Task inputs ->

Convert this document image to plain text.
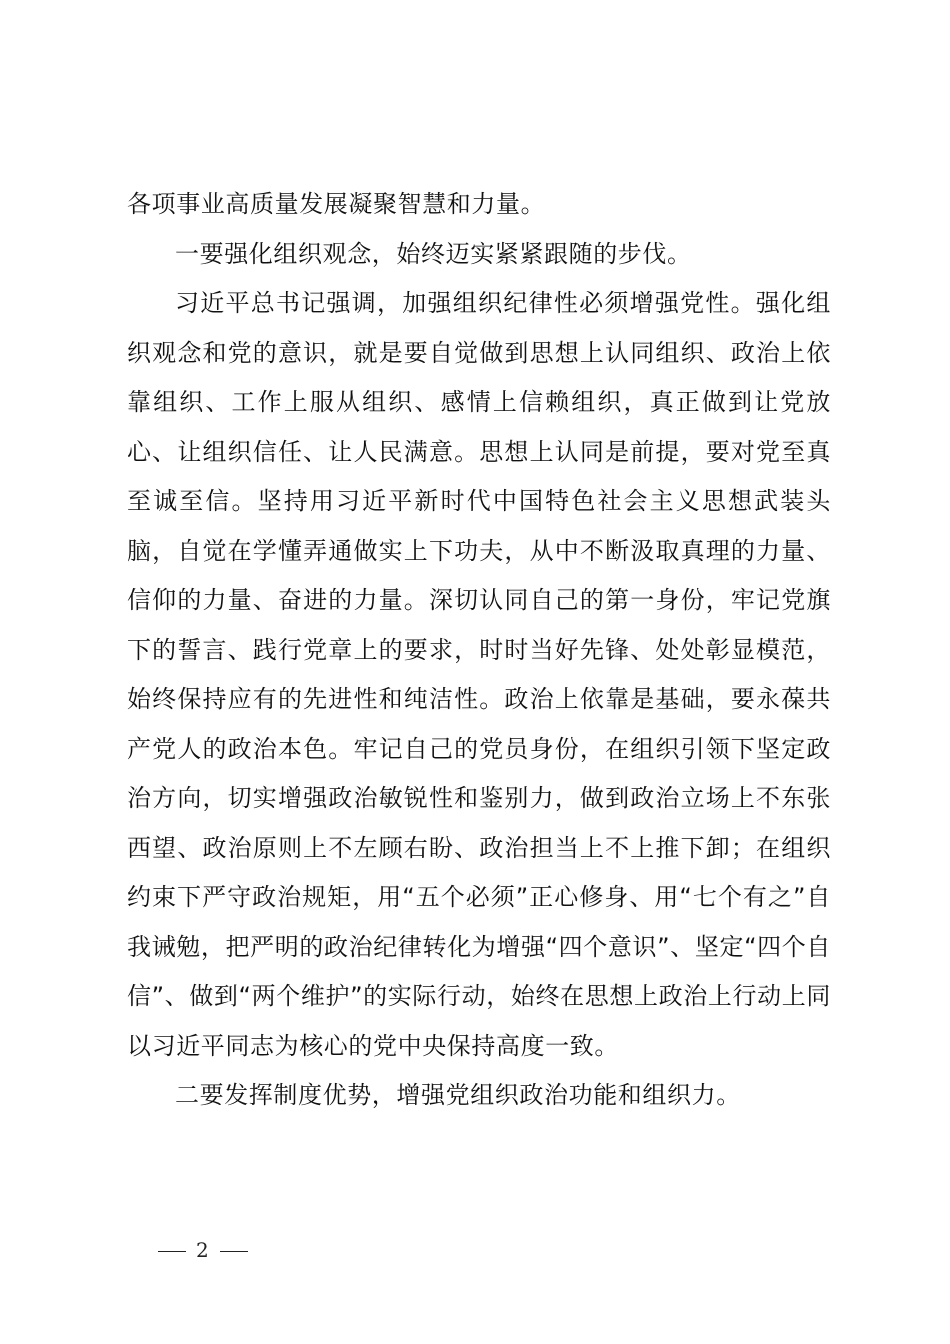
各项事业高质量发展凝聚智慧和力量。

一要强化组织观念，始终迈实紧紧跟随的步伐。

习近平总书记强调，加强组织纪律性必须增强党性。强化组织观念和党的意识，就是要自觉做到思想上认同组织、政治上依靠组织、工作上服从组织、感情上信赖组织，真正做到让党放心、让组织信任、让人民满意。思想上认同是前提，要对党至真至诚至信。坚持用习近平新时代中国特色社会主义思想武装头脑，自觉在学懂弄通做实上下功夫，从中不断汲取真理的力量、信仰的力量、奋进的力量。深切认同自己的第一身份，牢记党旗下的誓言、践行党章上的要求，时时当好先锋、处处彰显模范，始终保持应有的先进性和纯洁性。政治上依靠是基础，要永葆共产党人的政治本色。牢记自己的党员身份，在组织引领下坚定政治方向，切实增强政治敏锐性和鉴别力，做到政治立场上不东张西望、政治原则上不左顾右盼、政治担当上不上推下卸；在组织约束下严守政治规矩，用“五个必须”正心修身、用“七个有之”自我诫勉，把严明的政治纪律转化为增强“四个意识”、坚定“四个自信”、做到“两个维护”的实际行动，始终在思想上政治上行动上同以习近平同志为核心的党中央保持高度一致。

二要发挥制度优势，增强党组织政治功能和组织力。

2
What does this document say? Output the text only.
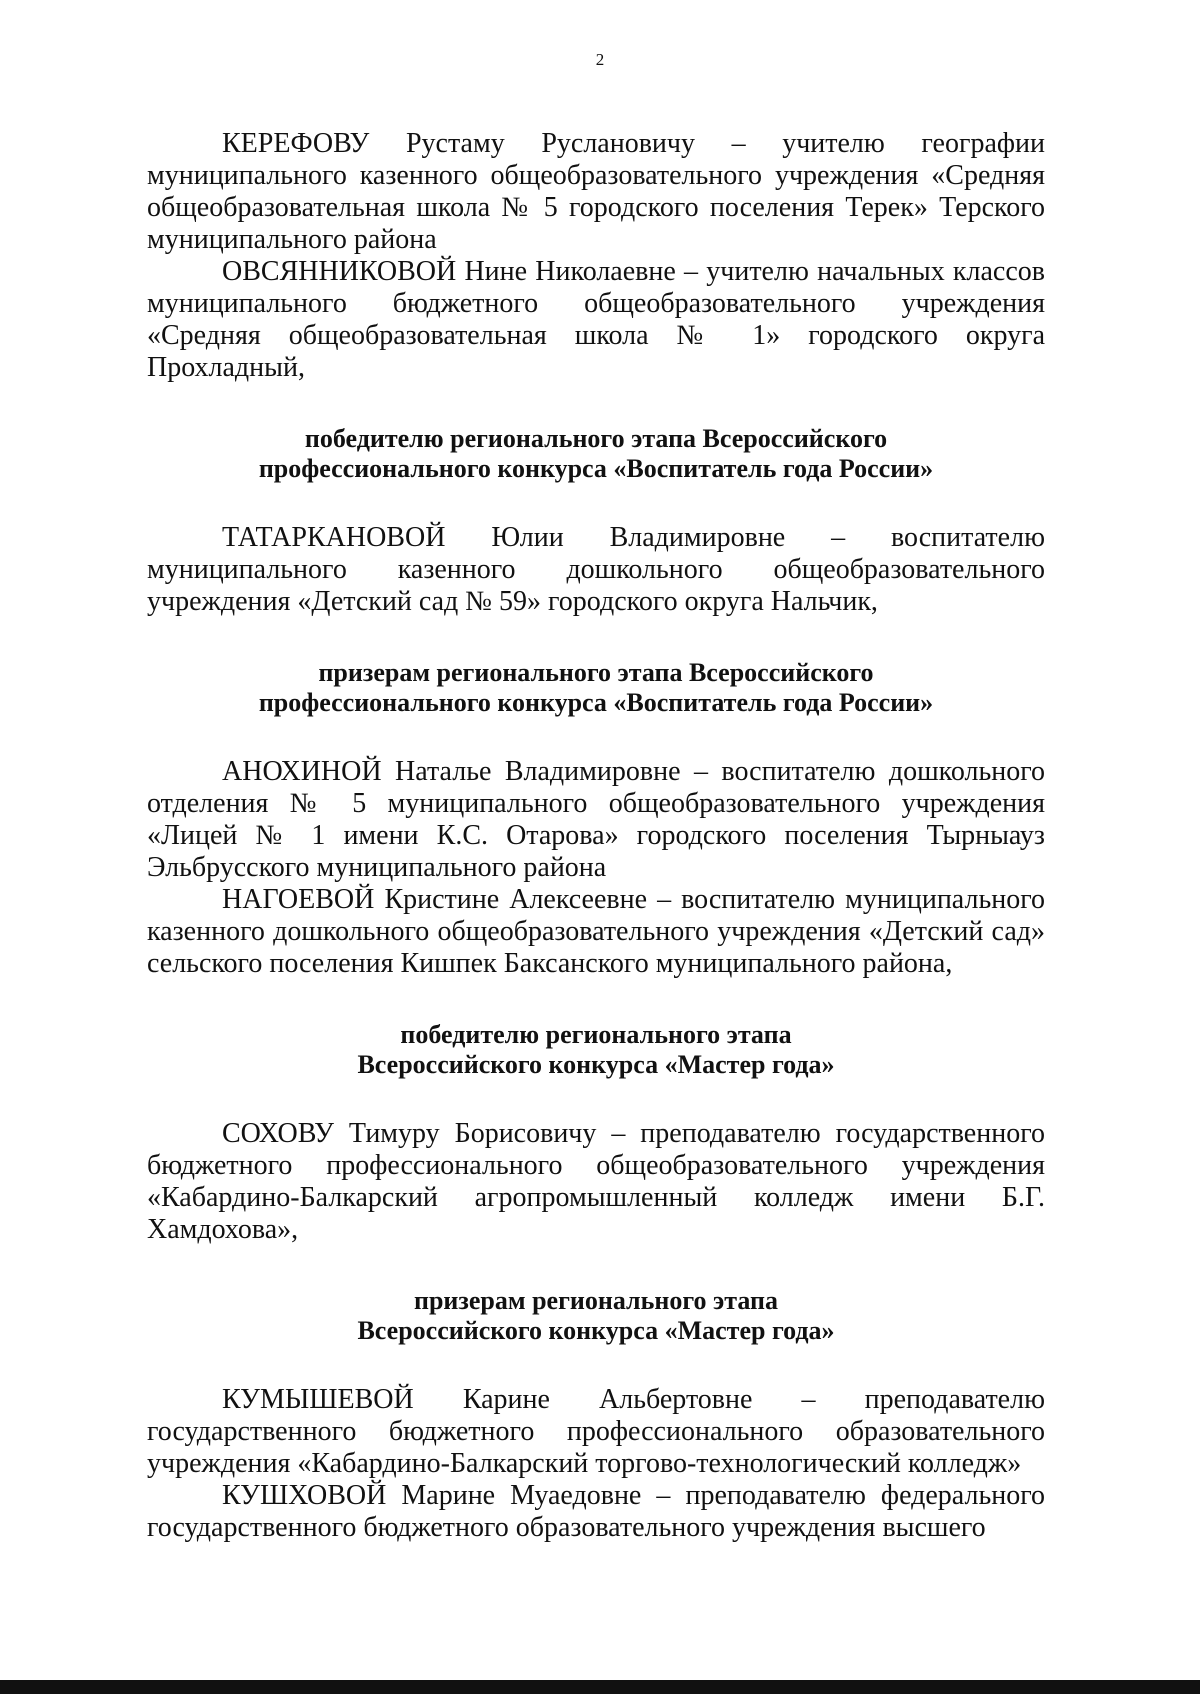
2

КЕРЕФОВУ Рустаму Руслановичу – учителю географии муниципального казенного общеобразовательного учреждения «Средняя общеобразовательная школа № 5 городского поселения Терек» Терского муниципального района

ОВСЯННИКОВОЙ Нине Николаевне – учителю начальных классов муниципального бюджетного общеобразовательного учреждения «Средняя общеобразовательная школа № 1» городского округа Прохладный,

победителю регионального этапа Всероссийского
профессионального конкурса «Воспитатель года России»

ТАТАРКАНОВОЙ Юлии Владимировне – воспитателю муниципального казенного дошкольного общеобразовательного учреждения «Детский сад № 59» городского округа Нальчик,

призерам регионального этапа Всероссийского
профессионального конкурса «Воспитатель года России»

АНОХИНОЙ Наталье Владимировне – воспитателю дошкольного отделения № 5 муниципального общеобразовательного учреждения «Лицей № 1 имени К.С. Отарова» городского поселения Тырныауз Эльбрусского муниципального района

НАГОЕВОЙ Кристине Алексеевне – воспитателю муниципального казенного дошкольного общеобразовательного учреждения «Детский сад» сельского поселения Кишпек Баксанского муниципального района,

победителю регионального этапа
Всероссийского конкурса «Мастер года»

СОХОВУ Тимуру Борисовичу – преподавателю государственного бюджетного профессионального общеобразовательного учреждения «Кабардино-Балкарский агропромышленный колледж имени Б.Г. Хамдохова»,

призерам регионального этапа
Всероссийского конкурса «Мастер года»

КУМЫШЕВОЙ Карине Альбертовне – преподавателю государственного бюджетного профессионального образовательного учреждения «Кабардино-Балкарский торгово-технологический колледж»

КУШХОВОЙ Марине Муаедовне – преподавателю федерального государственного бюджетного образовательного учреждения высшего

What the task requires ->
Write the records above out again exactly, with no pictures in your copy.

Solution to the problem ->
Convert this document image to plain text.
各项事业高质量发展凝聚智慧和力量。

一要强化组织观念，始终迈实紧紧跟随的步伐。

习近平总书记强调，加强组织纪律性必须增强党性。强化组织观念和党的意识，就是要自觉做到思想上认同组织、政治上依靠组织、工作上服从组织、感情上信赖组织，真正做到让党放心、让组织信任、让人民满意。思想上认同是前提，要对党至真至诚至信。坚持用习近平新时代中国特色社会主义思想武装头脑，自觉在学懂弄通做实上下功夫，从中不断汲取真理的力量、信仰的力量、奋进的力量。深切认同自己的第一身份，牢记党旗下的誓言、践行党章上的要求，时时当好先锋、处处彰显模范，始终保持应有的先进性和纯洁性。政治上依靠是基础，要永葆共产党人的政治本色。牢记自己的党员身份，在组织引领下坚定政治方向，切实增强政治敏锐性和鉴别力，做到政治立场上不东张西望、政治原则上不左顾右盼、政治担当上不上推下卸；在组织约束下严守政治规矩，用“五个必须”正心修身、用“七个有之”自我诫勉，把严明的政治纪律转化为增强“四个意识”、坚定“四个自信”、做到“两个维护”的实际行动，始终在思想上政治上行动上同以习近平同志为核心的党中央保持高度一致。

二要发挥制度优势，增强党组织政治功能和组织力。

2
What does this document say? Output the text only.
2

КЕРЕФОВУ Рустаму Руслановичу – учителю географии муниципального казенного общеобразовательного учреждения «Средняя общеобразовательная школа № 5 городского поселения Терек» Терского муниципального района

ОВСЯННИКОВОЙ Нине Николаевне – учителю начальных классов муниципального бюджетного общеобразовательного учреждения «Средняя общеобразовательная школа № 1» городского округа Прохладный,

победителю регионального этапа Всероссийского
профессионального конкурса «Воспитатель года России»

ТАТАРКАНОВОЙ Юлии Владимировне – воспитателю муниципального казенного дошкольного общеобразовательного учреждения «Детский сад № 59» городского округа Нальчик,

призерам регионального этапа Всероссийского
профессионального конкурса «Воспитатель года России»

АНОХИНОЙ Наталье Владимировне – воспитателю дошкольного отделения № 5 муниципального общеобразовательного учреждения «Лицей № 1 имени К.С. Отарова» городского поселения Тырныауз Эльбрусского муниципального района

НАГОЕВОЙ Кристине Алексеевне – воспитателю муниципального казенного дошкольного общеобразовательного учреждения «Детский сад» сельского поселения Кишпек Баксанского муниципального района,

победителю регионального этапа
Всероссийского конкурса «Мастер года»

СОХОВУ Тимуру Борисовичу – преподавателю государственного бюджетного профессионального общеобразовательного учреждения «Кабардино-Балкарский агропромышленный колледж имени Б.Г. Хамдохова»,

призерам регионального этапа
Всероссийского конкурса «Мастер года»

КУМЫШЕВОЙ Карине Альбертовне – преподавателю государственного бюджетного профессионального образовательного учреждения «Кабардино-Балкарский торгово-технологический колледж»

КУШХОВОЙ Марине Муаедовне – преподавателю федерального государственного бюджетного образовательного учреждения высшего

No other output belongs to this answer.